___ Passage provided

We dilute the beauty of the gospel story when we divorce it from our lives, our worlds, the words and images that God is writing right now on our souls. – Shauna Niequist
When I found out that I was pregnant I had to sit down. I landed in the chair that was a gift from my dad and stepmom, a re-upholstered antique of my great grandmother Edith. I imagine her with a wispy, mousy-brown bun, reading from a pocket New Testament or a first edition Betty Crocker. I never knew much about her other than her husband Gus died young. He was a farmer that looked (in the one picture I saw of him) like Ryan Gosling in The Notebook, only with real farmer biceps. The kind that pull themselves out of foxholes.
I stared at the stick my friend at work said I should drive to Walgreens to buy because that’s what women do when they miss their period for a week. I grabbed onto the smooth wooden arms of the chair, the arms that Edith had rested her own hands on. I looked down at the rough, gold material that was selected to cover the coils and puffs of whatever is on the inside of these old chairs. Reupholstering furniture is not one of my spiritual gifts.
I didn’t really think that this was something I’d ever do—buy a pregnancy test. Or have to buy, for that matter. I was only married for six weeks. I didn’t think I could even have children. But I did it—because that’s what women do, my friend said. And I waited there for a while—almost an hour, in fact—with a towel covering the little window of results.
I did a couple of things (pretending like I wasn’t waiting for a pregnancy test result), sure that I would be disappointed. I swept the floors and then mopped them with a broken Swiffer that I’d fastened an old cleaning rag to. After it got full of dog hair or grime, I’d untie it and ring it out in the sink and feel good about myself for being so environmentally conscious. In that moment, at least.

______
___ Data segment

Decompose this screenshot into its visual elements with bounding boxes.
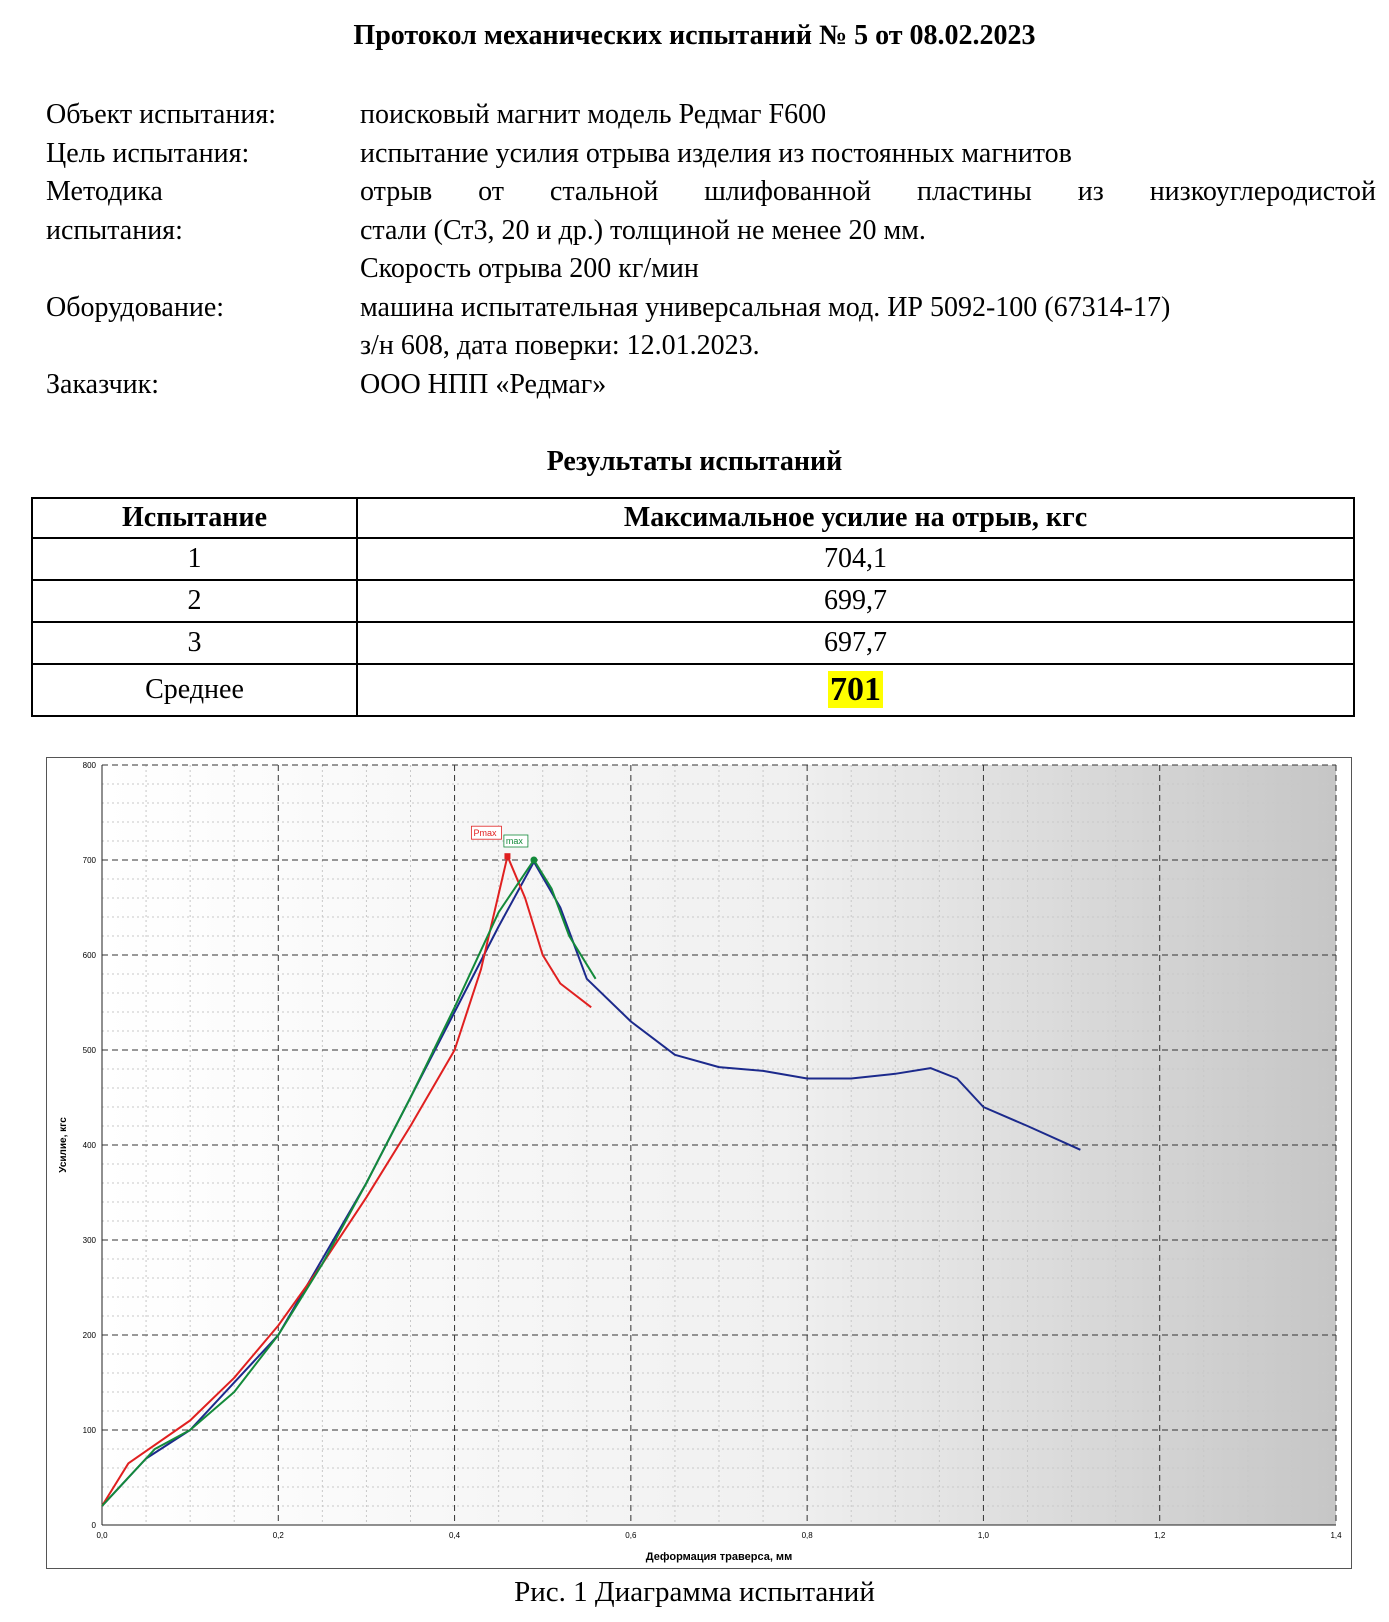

______

Name every store or commercial brand mentioned in the passage about the pregnancy test.

- Betty Crocker
- Walgreens
- Swiffer